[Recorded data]
════
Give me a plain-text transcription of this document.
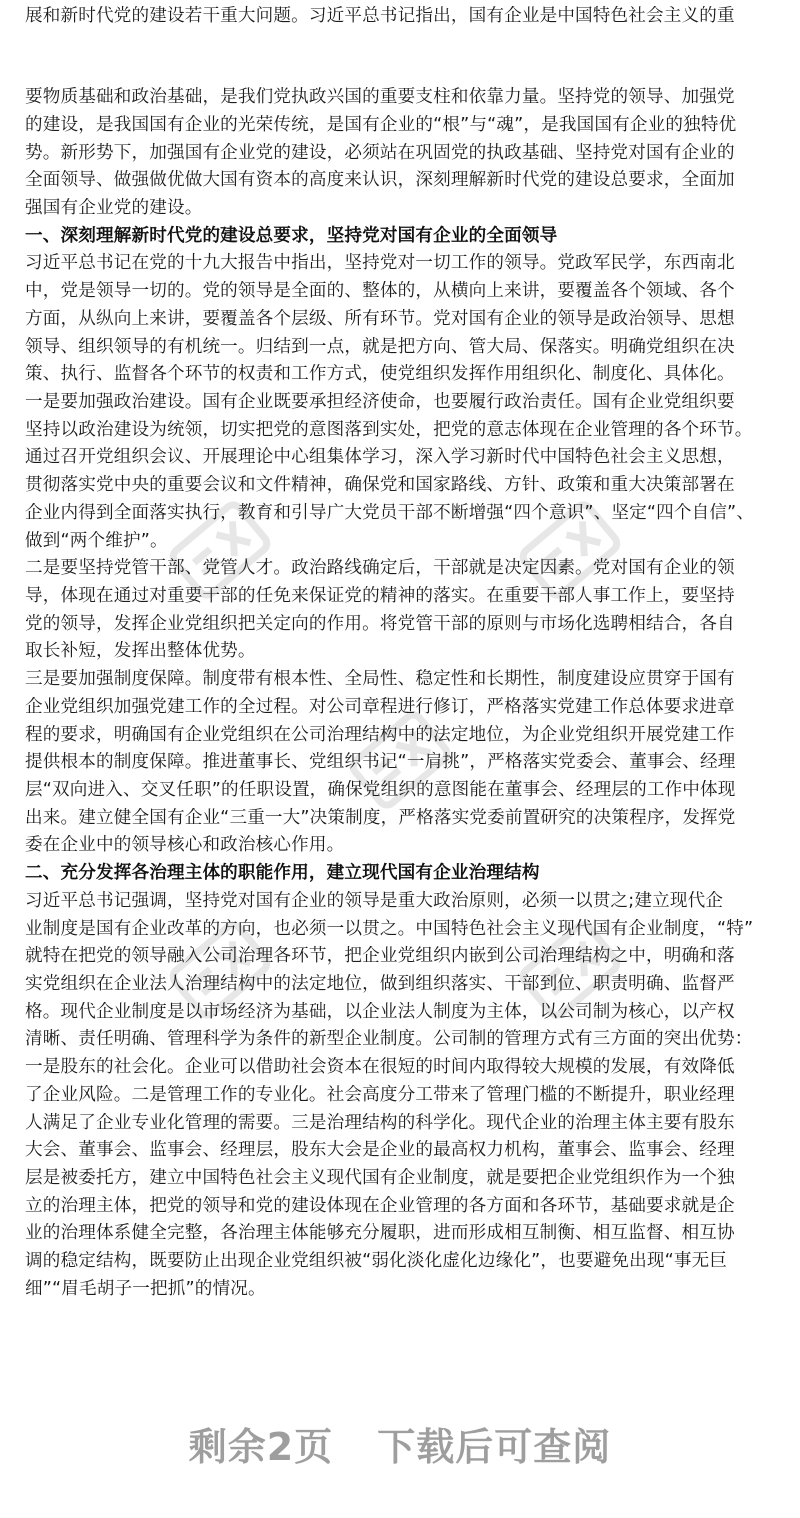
展和新时代党的建设若干重大问题。习近平总书记指出，国有企业是中国特色社会主义的重
要物质基础和政治基础，是我们党执政兴国的重要支柱和依靠力量。坚持党的领导、加强党
的建设，是我国国有企业的光荣传统，是国有企业的“根”与“魂”，是我国国有企业的独特优
势。新形势下，加强国有企业党的建设，必须站在巩固党的执政基础、坚持党对国有企业的
全面领导、做强做优做大国有资本的高度来认识，深刻理解新时代党的建设总要求，全面加
强国有企业党的建设。
一、深刻理解新时代党的建设总要求，坚持党对国有企业的全面领导
习近平总书记在党的十九大报告中指出，坚持党对一切工作的领导。党政军民学，东西南北
中，党是领导一切的。党的领导是全面的、整体的，从横向上来讲，要覆盖各个领域、各个
方面，从纵向上来讲，要覆盖各个层级、所有环节。党对国有企业的领导是政治领导、思想
领导、组织领导的有机统一。归结到一点，就是把方向、管大局、保落实。明确党组织在决
策、执行、监督各个环节的权责和工作方式，使党组织发挥作用组织化、制度化、具体化。
一是要加强政治建设。国有企业既要承担经济使命，也要履行政治责任。国有企业党组织要
坚持以政治建设为统领，切实把党的意图落到实处，把党的意志体现在企业管理的各个环节。
通过召开党组织会议、开展理论中心组集体学习，深入学习新时代中国特色社会主义思想，
贯彻落实党中央的重要会议和文件精神，确保党和国家路线、方针、政策和重大决策部署在
企业内得到全面落实执行，教育和引导广大党员干部不断增强“四个意识”、坚定“四个自信”、
做到“两个维护”。
二是要坚持党管干部、党管人才。政治路线确定后，干部就是决定因素。党对国有企业的领
导，体现在通过对重要干部的任免来保证党的精神的落实。在重要干部人事工作上，要坚持
党的领导，发挥企业党组织把关定向的作用。将党管干部的原则与市场化选聘相结合，各自
取长补短，发挥出整体优势。
三是要加强制度保障。制度带有根本性、全局性、稳定性和长期性，制度建设应贯穿于国有
企业党组织加强党建工作的全过程。对公司章程进行修订，严格落实党建工作总体要求进章
程的要求，明确国有企业党组织在公司治理结构中的法定地位，为企业党组织开展党建工作
提供根本的制度保障。推进董事长、党组织书记“一肩挑”，严格落实党委会、董事会、经理
层“双向进入、交叉任职”的任职设置，确保党组织的意图能在董事会、经理层的工作中体现
出来。建立健全国有企业“三重一大”决策制度，严格落实党委前置研究的决策程序，发挥党
委在企业中的领导核心和政治核心作用。
二、充分发挥各治理主体的职能作用，建立现代国有企业治理结构
习近平总书记强调，坚持党对国有企业的领导是重大政治原则，必须一以贯之;建立现代企
业制度是国有企业改革的方向，也必须一以贯之。中国特色社会主义现代国有企业制度，“特”
就特在把党的领导融入公司治理各环节，把企业党组织内嵌到公司治理结构之中，明确和落
实党组织在企业法人治理结构中的法定地位，做到组织落实、干部到位、职责明确、监督严
格。现代企业制度是以市场经济为基础，以企业法人制度为主体，以公司制为核心，以产权
清晰、责任明确、管理科学为条件的新型企业制度。公司制的管理方式有三方面的突出优势：
一是股东的社会化。企业可以借助社会资本在很短的时间内取得较大规模的发展，有效降低
了企业风险。二是管理工作的专业化。社会高度分工带来了管理门槛的不断提升，职业经理
人满足了企业专业化管理的需要。三是治理结构的科学化。现代企业的治理主体主要有股东
大会、董事会、监事会、经理层，股东大会是企业的最高权力机构，董事会、监事会、经理
层是被委托方，建立中国特色社会主义现代国有企业制度，就是要把企业党组织作为一个独
立的治理主体，把党的领导和党的建设体现在企业管理的各方面和各环节，基础要求就是企
业的治理体系健全完整，各治理主体能够充分履职，进而形成相互制衡、相互监督、相互协
调的稳定结构，既要防止出现企业党组织被“弱化淡化虚化边缘化”，也要避免出现“事无巨
细”“眉毛胡子一把抓”的情况。
剩余2页 下载后可查阅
════
__INSTRUCTION__: Identify every line above with the string "深刻理解新时代党的建设总要求" in it. Copy those lines.

__THE COMPLETED TASK__:
全面领导、做强做优做大国有资本的高度来认识，深刻理解新时代党的建设总要求，全面加
一、深刻理解新时代党的建设总要求，坚持党对国有企业的全面领导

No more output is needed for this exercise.